• [Material supplied]

============

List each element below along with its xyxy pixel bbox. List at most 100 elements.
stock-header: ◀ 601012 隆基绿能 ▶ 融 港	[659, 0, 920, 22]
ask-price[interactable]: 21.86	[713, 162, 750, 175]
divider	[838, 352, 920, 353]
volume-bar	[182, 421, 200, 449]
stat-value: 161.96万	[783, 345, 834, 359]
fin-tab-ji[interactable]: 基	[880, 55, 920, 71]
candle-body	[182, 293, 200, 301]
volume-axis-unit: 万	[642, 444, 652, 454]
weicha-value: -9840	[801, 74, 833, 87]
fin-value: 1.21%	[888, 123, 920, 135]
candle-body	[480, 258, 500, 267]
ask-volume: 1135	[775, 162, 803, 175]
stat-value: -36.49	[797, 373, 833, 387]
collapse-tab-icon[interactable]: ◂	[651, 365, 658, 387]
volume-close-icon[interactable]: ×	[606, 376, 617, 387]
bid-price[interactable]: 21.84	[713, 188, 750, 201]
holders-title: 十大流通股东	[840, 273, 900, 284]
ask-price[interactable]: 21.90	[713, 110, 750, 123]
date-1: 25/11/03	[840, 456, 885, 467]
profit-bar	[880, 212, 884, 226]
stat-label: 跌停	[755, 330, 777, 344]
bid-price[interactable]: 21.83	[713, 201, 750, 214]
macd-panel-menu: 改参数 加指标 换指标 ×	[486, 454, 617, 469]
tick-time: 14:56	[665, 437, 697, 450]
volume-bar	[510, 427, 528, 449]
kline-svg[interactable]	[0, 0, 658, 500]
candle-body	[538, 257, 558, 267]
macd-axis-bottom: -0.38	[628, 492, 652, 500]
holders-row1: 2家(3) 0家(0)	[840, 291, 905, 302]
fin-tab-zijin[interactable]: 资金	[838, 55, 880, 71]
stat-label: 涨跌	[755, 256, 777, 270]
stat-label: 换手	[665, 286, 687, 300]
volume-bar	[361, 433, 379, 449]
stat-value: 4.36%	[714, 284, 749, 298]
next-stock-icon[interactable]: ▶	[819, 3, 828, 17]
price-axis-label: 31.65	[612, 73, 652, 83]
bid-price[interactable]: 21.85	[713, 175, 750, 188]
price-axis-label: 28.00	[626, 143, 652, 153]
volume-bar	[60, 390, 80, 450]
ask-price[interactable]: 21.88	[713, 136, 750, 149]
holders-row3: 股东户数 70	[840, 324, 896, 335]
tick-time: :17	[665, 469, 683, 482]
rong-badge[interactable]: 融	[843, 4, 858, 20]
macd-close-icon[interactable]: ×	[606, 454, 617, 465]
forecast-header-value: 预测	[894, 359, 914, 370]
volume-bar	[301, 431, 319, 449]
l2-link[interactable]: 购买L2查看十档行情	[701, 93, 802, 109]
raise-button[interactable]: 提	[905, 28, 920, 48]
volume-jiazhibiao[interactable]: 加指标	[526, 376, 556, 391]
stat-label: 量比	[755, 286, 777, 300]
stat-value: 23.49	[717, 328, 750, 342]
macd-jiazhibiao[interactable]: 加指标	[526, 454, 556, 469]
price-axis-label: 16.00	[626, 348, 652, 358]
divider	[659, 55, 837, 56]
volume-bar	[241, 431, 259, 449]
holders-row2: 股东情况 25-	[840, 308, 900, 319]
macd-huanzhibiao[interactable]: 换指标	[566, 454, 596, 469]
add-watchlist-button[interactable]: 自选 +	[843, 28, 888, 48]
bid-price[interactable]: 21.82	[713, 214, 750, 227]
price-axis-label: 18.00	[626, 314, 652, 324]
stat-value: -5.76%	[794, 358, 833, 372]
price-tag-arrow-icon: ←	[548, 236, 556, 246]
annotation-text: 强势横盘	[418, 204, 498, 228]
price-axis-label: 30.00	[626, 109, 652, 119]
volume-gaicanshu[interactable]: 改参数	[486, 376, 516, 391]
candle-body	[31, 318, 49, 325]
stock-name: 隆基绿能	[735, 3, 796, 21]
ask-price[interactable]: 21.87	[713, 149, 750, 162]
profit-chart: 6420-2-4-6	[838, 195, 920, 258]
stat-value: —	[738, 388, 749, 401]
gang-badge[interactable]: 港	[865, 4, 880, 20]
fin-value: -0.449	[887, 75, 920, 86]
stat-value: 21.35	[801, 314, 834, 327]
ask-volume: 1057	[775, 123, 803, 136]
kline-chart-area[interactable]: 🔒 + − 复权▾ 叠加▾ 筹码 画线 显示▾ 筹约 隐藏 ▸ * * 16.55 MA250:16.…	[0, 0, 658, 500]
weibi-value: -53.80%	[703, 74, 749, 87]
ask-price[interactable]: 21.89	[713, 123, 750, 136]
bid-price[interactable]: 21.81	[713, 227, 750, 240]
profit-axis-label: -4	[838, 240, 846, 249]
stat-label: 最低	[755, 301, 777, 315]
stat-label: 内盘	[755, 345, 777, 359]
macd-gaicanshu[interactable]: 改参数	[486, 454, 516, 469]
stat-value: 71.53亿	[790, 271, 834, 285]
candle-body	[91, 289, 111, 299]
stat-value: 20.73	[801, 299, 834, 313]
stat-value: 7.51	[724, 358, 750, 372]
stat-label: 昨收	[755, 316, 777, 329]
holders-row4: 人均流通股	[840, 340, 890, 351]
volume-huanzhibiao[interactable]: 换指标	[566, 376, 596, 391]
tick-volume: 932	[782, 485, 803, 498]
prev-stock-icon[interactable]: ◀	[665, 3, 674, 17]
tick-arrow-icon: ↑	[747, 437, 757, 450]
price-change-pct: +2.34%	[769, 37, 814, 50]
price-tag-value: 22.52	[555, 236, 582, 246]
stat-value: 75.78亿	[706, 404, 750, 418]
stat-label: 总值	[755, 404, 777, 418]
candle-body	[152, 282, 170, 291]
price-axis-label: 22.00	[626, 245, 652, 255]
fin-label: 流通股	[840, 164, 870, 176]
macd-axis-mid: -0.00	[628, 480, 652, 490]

============

• [Your goal] Repeat every line of the records above word for word and in the same order.

• [Solution below]
List each element below along with its xyxy pixel bbox. List at most 100 elements.
stock-header: ◀ 601012 隆基绿能 ▶ 融 港	[659, 0, 920, 22]
ask-price[interactable]: 21.86	[713, 162, 750, 175]
divider	[838, 352, 920, 353]
volume-bar	[182, 421, 200, 449]
stat-value: 161.96万	[783, 345, 834, 359]
fin-tab-ji[interactable]: 基	[880, 55, 920, 71]
candle-body	[182, 293, 200, 301]
volume-axis-unit: 万	[642, 444, 652, 454]
weicha-value: -9840	[801, 74, 833, 87]
fin-value: 1.21%	[888, 123, 920, 135]
candle-body	[480, 258, 500, 267]
ask-volume: 1135	[775, 162, 803, 175]
stat-value: -36.49	[797, 373, 833, 387]
collapse-tab-icon[interactable]: ◂	[651, 365, 658, 387]
volume-close-icon[interactable]: ×	[606, 376, 617, 387]
bid-price[interactable]: 21.84	[713, 188, 750, 201]
holders-title: 十大流通股东	[840, 273, 900, 284]
ask-price[interactable]: 21.90	[713, 110, 750, 123]
date-1: 25/11/03	[840, 456, 885, 467]
profit-bar	[880, 212, 884, 226]
stat-label: 跌停	[755, 330, 777, 344]
bid-price[interactable]: 21.83	[713, 201, 750, 214]
macd-panel-menu: 改参数 加指标 换指标 ×	[486, 454, 617, 469]
tick-time: 14:56	[665, 437, 697, 450]
volume-bar	[510, 427, 528, 449]
kline-svg[interactable]	[0, 0, 658, 500]
candle-body	[538, 257, 558, 267]
macd-axis-bottom: -0.38	[628, 492, 652, 500]
holders-row1: 2家(3) 0家(0)	[840, 291, 905, 302]
fin-tab-zijin[interactable]: 资金	[838, 55, 880, 71]
stat-label: 涨跌	[755, 256, 777, 270]
stat-label: 换手	[665, 286, 687, 300]
volume-bar	[361, 433, 379, 449]
stat-value: 4.36%	[714, 284, 749, 298]
next-stock-icon[interactable]: ▶	[819, 3, 828, 17]
price-axis-label: 31.65	[612, 73, 652, 83]
bid-price[interactable]: 21.85	[713, 175, 750, 188]
price-axis-label: 28.00	[626, 143, 652, 153]
volume-bar	[60, 390, 80, 450]
ask-price[interactable]: 21.88	[713, 136, 750, 149]
holders-row3: 股东户数 70	[840, 324, 896, 335]
tick-time: :17	[665, 469, 683, 482]
rong-badge[interactable]: 融	[843, 4, 858, 20]
macd-close-icon[interactable]: ×	[606, 454, 617, 465]
forecast-header-value: 预测	[894, 359, 914, 370]
volume-bar	[301, 431, 319, 449]
l2-link[interactable]: 购买L2查看十档行情	[701, 93, 802, 109]
raise-button[interactable]: 提	[905, 28, 920, 48]
volume-jiazhibiao[interactable]: 加指标	[526, 376, 556, 391]
stat-label: 量比	[755, 286, 777, 300]
stat-value: 23.49	[717, 328, 750, 342]
macd-jiazhibiao[interactable]: 加指标	[526, 454, 556, 469]
price-axis-label: 16.00	[626, 348, 652, 358]
divider	[659, 55, 837, 56]
volume-bar	[241, 431, 259, 449]
holders-row2: 股东情况 25-	[840, 308, 900, 319]
macd-huanzhibiao[interactable]: 换指标	[566, 454, 596, 469]
add-watchlist-button[interactable]: 自选 +	[843, 28, 888, 48]
bid-price[interactable]: 21.82	[713, 214, 750, 227]
price-axis-label: 18.00	[626, 314, 652, 324]
stat-value: -5.76%	[794, 358, 833, 372]
price-tag-arrow-icon: ←	[548, 236, 556, 246]
annotation-text: 强势横盘	[418, 204, 498, 228]
price-axis-label: 30.00	[626, 109, 652, 119]
volume-gaicanshu[interactable]: 改参数	[486, 376, 516, 391]
candle-body	[31, 318, 49, 325]
stock-name: 隆基绿能	[735, 3, 796, 21]
ask-price[interactable]: 21.87	[713, 149, 750, 162]
profit-chart: 6420-2-4-6	[838, 195, 920, 258]
stat-value: —	[738, 388, 749, 401]
gang-badge[interactable]: 港	[865, 4, 880, 20]
fin-value: -0.449	[887, 75, 920, 86]
stat-value: 21.35	[801, 314, 834, 327]
ask-volume: 1057	[775, 123, 803, 136]
kline-chart-area[interactable]: 🔒 + − 复权▾ 叠加▾ 筹码 画线 显示▾ 筹约 隐藏 ▸ * * 16.55 MA250:16.…	[0, 0, 658, 500]
weibi-value: -53.80%	[703, 74, 749, 87]
ask-price[interactable]: 21.89	[713, 123, 750, 136]
bid-price[interactable]: 21.81	[713, 227, 750, 240]
profit-axis-label: -4	[838, 240, 846, 249]
stat-label: 最低	[755, 301, 777, 315]
stat-label: 内盘	[755, 345, 777, 359]
macd-gaicanshu[interactable]: 改参数	[486, 454, 516, 469]
stat-value: 71.53亿	[790, 271, 834, 285]
candle-body	[91, 289, 111, 299]
stat-value: 20.73	[801, 299, 834, 313]
stat-value: 7.51	[724, 358, 750, 372]
stat-label: 昨收	[755, 316, 777, 329]
holders-row4: 人均流通股	[840, 340, 890, 351]
volume-huanzhibiao[interactable]: 换指标	[566, 376, 596, 391]
tick-volume: 932	[782, 485, 803, 498]
prev-stock-icon[interactable]: ◀	[665, 3, 674, 17]
tick-arrow-icon: ↑	[747, 437, 757, 450]
price-change-pct: +2.34%	[769, 37, 814, 50]
price-tag-value: 22.52	[555, 236, 582, 246]
stat-value: 75.78亿	[706, 404, 750, 418]
stat-label: 总值	[755, 404, 777, 418]
candle-body	[152, 282, 170, 291]
price-axis-label: 22.00	[626, 245, 652, 255]
fin-label: 流通股	[840, 164, 870, 176]
macd-axis-mid: -0.00	[628, 480, 652, 490]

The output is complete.